What you will do - All the data must come back unchanged, except that pictures are left out.

Collection entries:
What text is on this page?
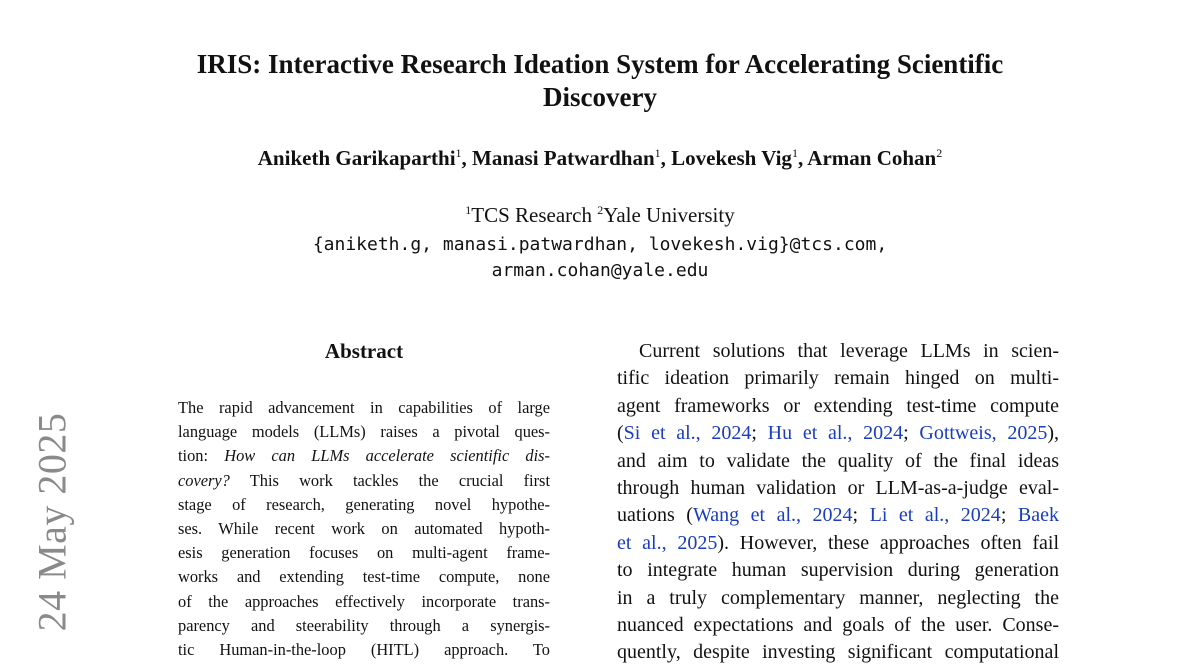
24 May 2025
IRIS: Interactive Research Ideation System for Accelerating Scientific
Discovery
Aniketh Garikaparthi$^1$, Manasi Patwardhan$^1$, Lovekesh Vig$^1$, Arman Cohan$^2$
$^1$TCS Research $^2$Yale University
{aniketh.g, manasi.patwardhan, lovekesh.vig}@tcs.com,
arman.cohan@yale.edu
Abstract
The rapid advancement in capabilities of large
language models (LLMs) raises a pivotal ques-
tion: How can LLMs accelerate scientific dis-
covery? This work tackles the crucial first
stage of research, generating novel hypothe-
ses. While recent work on automated hypoth-
esis generation focuses on multi-agent frame-
works and extending test-time compute, none
of the approaches effectively incorporate trans-
parency and steerability through a synergis-
tic Human-in-the-loop (HITL) approach. To
Current solutions that leverage LLMs in scien-
tific ideation primarily remain hinged on multi-
agent frameworks or extending test-time compute
(Si et al., 2024; Hu et al., 2024; Gottweis, 2025),
and aim to validate the quality of the final ideas
through human validation or LLM-as-a-judge eval-
uations (Wang et al., 2024; Li et al., 2024; Baek
et al., 2025). However, these approaches often fail
to integrate human supervision during generation
in a truly complementary manner, neglecting the
nuanced expectations and goals of the user. Conse-
quently, despite investing significant computational
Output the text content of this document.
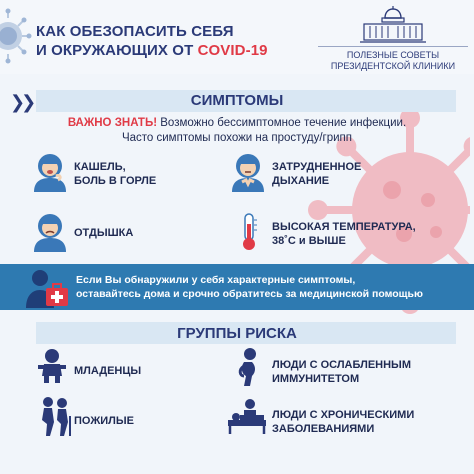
КАК ОБЕЗОПАСИТЬ СЕБЯ
И ОКРУЖАЮЩИХ ОТ COVID-19	ПОЛЕЗНЫЕ СОВЕТЫ
ПРЕЗИДЕНТСКОЙ КЛИНИКИ
❯❯	СИМПТОМЫ
ВАЖНО ЗНАТЬ! Возможно бессимптомное течение инфекции.
Часто симптомы похожи на простуду/грипп
КАШЕЛЬ,
БОЛЬ В ГОРЛЕ
ЗАТРУДНЕННОЕ
ДЫХАНИЕ
ОТДЫШКА	ВЫСОКАЯ ТЕМПЕРАТУРА,
38˚С и ВЫШЕ
Если Вы обнаружили у себя характерные симптомы,
оставайтесь дома и срочно обратитесь за медицинской помощью
ГРУППЫ РИСКА
МЛАДЕНЦЫ	ЛЮДИ С ОСЛАБЛЕННЫМ
ИММУНИТЕТОМ
ПОЖИЛЫЕ	ЛЮДИ С ХРОНИЧЕСКИМИ
ЗАБОЛЕВАНИЯМИ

Answer for the task -
What text is on this page?
24 May 2025
IRIS: Interactive Research Ideation System for Accelerating Scientific
Discovery
Aniketh Garikaparthi$^1$, Manasi Patwardhan$^1$, Lovekesh Vig$^1$, Arman Cohan$^2$
$^1$TCS Research $^2$Yale University
{aniketh.g, manasi.patwardhan, lovekesh.vig}@tcs.com,
arman.cohan@yale.edu
Abstract
The rapid advancement in capabilities of large
language models (LLMs) raises a pivotal ques-
tion: How can LLMs accelerate scientific dis-
covery? This work tackles the crucial first
stage of research, generating novel hypothe-
ses. While recent work on automated hypoth-
esis generation focuses on multi-agent frame-
works and extending test-time compute, none
of the approaches effectively incorporate trans-
parency and steerability through a synergis-
tic Human-in-the-loop (HITL) approach. To
Current solutions that leverage LLMs in scien-
tific ideation primarily remain hinged on multi-
agent frameworks or extending test-time compute
(Si et al., 2024; Hu et al., 2024; Gottweis, 2025),
and aim to validate the quality of the final ideas
through human validation or LLM-as-a-judge eval-
uations (Wang et al., 2024; Li et al., 2024; Baek
et al., 2025). However, these approaches often fail
to integrate human supervision during generation
in a truly complementary manner, neglecting the
nuanced expectations and goals of the user. Conse-
quently, despite investing significant computational
Output the text content of this document.
КАК ОБЕЗОПАСИТЬ СЕБЯ
И ОКРУЖАЮЩИХ ОТ COVID-19	ПОЛЕЗНЫЕ СОВЕТЫ
ПРЕЗИДЕНТСКОЙ КЛИНИКИ
❯❯	СИМПТОМЫ
ВАЖНО ЗНАТЬ! Возможно бессимптомное течение инфекции.
Часто симптомы похожи на простуду/грипп
КАШЕЛЬ,
БОЛЬ В ГОРЛЕ
ЗАТРУДНЕННОЕ
ДЫХАНИЕ
ОТДЫШКА	ВЫСОКАЯ ТЕМПЕРАТУРА,
38˚С и ВЫШЕ
Если Вы обнаружили у себя характерные симптомы,
оставайтесь дома и срочно обратитесь за медицинской помощью
ГРУППЫ РИСКА
МЛАДЕНЦЫ	ЛЮДИ С ОСЛАБЛЕННЫМ
ИММУНИТЕТОМ
ПОЖИЛЫЕ	ЛЮДИ С ХРОНИЧЕСКИМИ
ЗАБОЛЕВАНИЯМИ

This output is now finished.